> **Listed records**:
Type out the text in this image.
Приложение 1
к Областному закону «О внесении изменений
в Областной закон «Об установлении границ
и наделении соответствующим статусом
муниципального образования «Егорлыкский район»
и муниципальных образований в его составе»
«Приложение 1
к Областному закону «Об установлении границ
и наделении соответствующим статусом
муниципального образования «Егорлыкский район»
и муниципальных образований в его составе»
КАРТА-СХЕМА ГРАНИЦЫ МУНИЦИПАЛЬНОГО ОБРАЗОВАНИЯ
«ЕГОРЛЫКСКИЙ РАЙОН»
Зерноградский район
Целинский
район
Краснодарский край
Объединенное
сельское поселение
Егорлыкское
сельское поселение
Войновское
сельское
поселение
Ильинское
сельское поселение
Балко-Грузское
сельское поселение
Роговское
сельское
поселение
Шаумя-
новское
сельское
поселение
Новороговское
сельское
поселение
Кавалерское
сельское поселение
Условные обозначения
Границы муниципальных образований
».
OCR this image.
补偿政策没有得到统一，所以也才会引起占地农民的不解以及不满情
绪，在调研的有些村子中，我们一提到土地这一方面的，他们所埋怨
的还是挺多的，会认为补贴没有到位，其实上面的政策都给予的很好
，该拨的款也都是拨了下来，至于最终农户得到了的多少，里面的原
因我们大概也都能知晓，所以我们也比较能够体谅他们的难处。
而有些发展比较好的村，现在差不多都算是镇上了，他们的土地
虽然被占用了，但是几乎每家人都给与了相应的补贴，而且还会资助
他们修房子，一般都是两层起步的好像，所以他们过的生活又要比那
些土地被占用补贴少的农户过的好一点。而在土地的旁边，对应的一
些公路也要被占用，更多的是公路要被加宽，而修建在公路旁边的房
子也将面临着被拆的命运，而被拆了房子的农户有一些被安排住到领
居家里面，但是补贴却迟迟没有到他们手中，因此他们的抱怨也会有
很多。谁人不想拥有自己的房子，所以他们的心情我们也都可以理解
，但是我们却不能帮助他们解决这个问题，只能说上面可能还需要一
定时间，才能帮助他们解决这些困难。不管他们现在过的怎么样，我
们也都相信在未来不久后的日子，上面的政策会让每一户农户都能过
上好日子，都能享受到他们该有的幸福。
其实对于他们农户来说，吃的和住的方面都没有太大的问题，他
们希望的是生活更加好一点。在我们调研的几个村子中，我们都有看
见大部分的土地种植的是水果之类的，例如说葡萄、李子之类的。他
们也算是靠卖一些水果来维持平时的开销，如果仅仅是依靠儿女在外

> **Short problem**: Output each record exactly, leaving nothing out.

> **Written solution**:
Type out the text in this image.
Приложение 1
к Областному закону «О внесении изменений
в Областной закон «Об установлении границ
и наделении соответствующим статусом
муниципального образования «Егорлыкский район»
и муниципальных образований в его составе»
«Приложение 1
к Областному закону «Об установлении границ
и наделении соответствующим статусом
муниципального образования «Егорлыкский район»
и муниципальных образований в его составе»
КАРТА-СХЕМА ГРАНИЦЫ МУНИЦИПАЛЬНОГО ОБРАЗОВАНИЯ
«ЕГОРЛЫКСКИЙ РАЙОН»
Зерноградский район
Целинский
район
Краснодарский край
Объединенное
сельское поселение
Егорлыкское
сельское поселение
Войновское
сельское
поселение
Ильинское
сельское поселение
Балко-Грузское
сельское поселение
Роговское
сельское
поселение
Шаумя-
новское
сельское
поселение
Новороговское
сельское
поселение
Кавалерское
сельское поселение
Условные обозначения
Границы муниципальных образований
».
OCR this image.
补偿政策没有得到统一，所以也才会引起占地农民的不解以及不满情
绪，在调研的有些村子中，我们一提到土地这一方面的，他们所埋怨
的还是挺多的，会认为补贴没有到位，其实上面的政策都给予的很好
，该拨的款也都是拨了下来，至于最终农户得到了的多少，里面的原
因我们大概也都能知晓，所以我们也比较能够体谅他们的难处。
而有些发展比较好的村，现在差不多都算是镇上了，他们的土地
虽然被占用了，但是几乎每家人都给与了相应的补贴，而且还会资助
他们修房子，一般都是两层起步的好像，所以他们过的生活又要比那
些土地被占用补贴少的农户过的好一点。而在土地的旁边，对应的一
些公路也要被占用，更多的是公路要被加宽，而修建在公路旁边的房
子也将面临着被拆的命运，而被拆了房子的农户有一些被安排住到领
居家里面，但是补贴却迟迟没有到他们手中，因此他们的抱怨也会有
很多。谁人不想拥有自己的房子，所以他们的心情我们也都可以理解
，但是我们却不能帮助他们解决这个问题，只能说上面可能还需要一
定时间，才能帮助他们解决这些困难。不管他们现在过的怎么样，我
们也都相信在未来不久后的日子，上面的政策会让每一户农户都能过
上好日子，都能享受到他们该有的幸福。
其实对于他们农户来说，吃的和住的方面都没有太大的问题，他
们希望的是生活更加好一点。在我们调研的几个村子中，我们都有看
见大部分的土地种植的是水果之类的，例如说葡萄、李子之类的。他
们也算是靠卖一些水果来维持平时的开销，如果仅仅是依靠儿女在外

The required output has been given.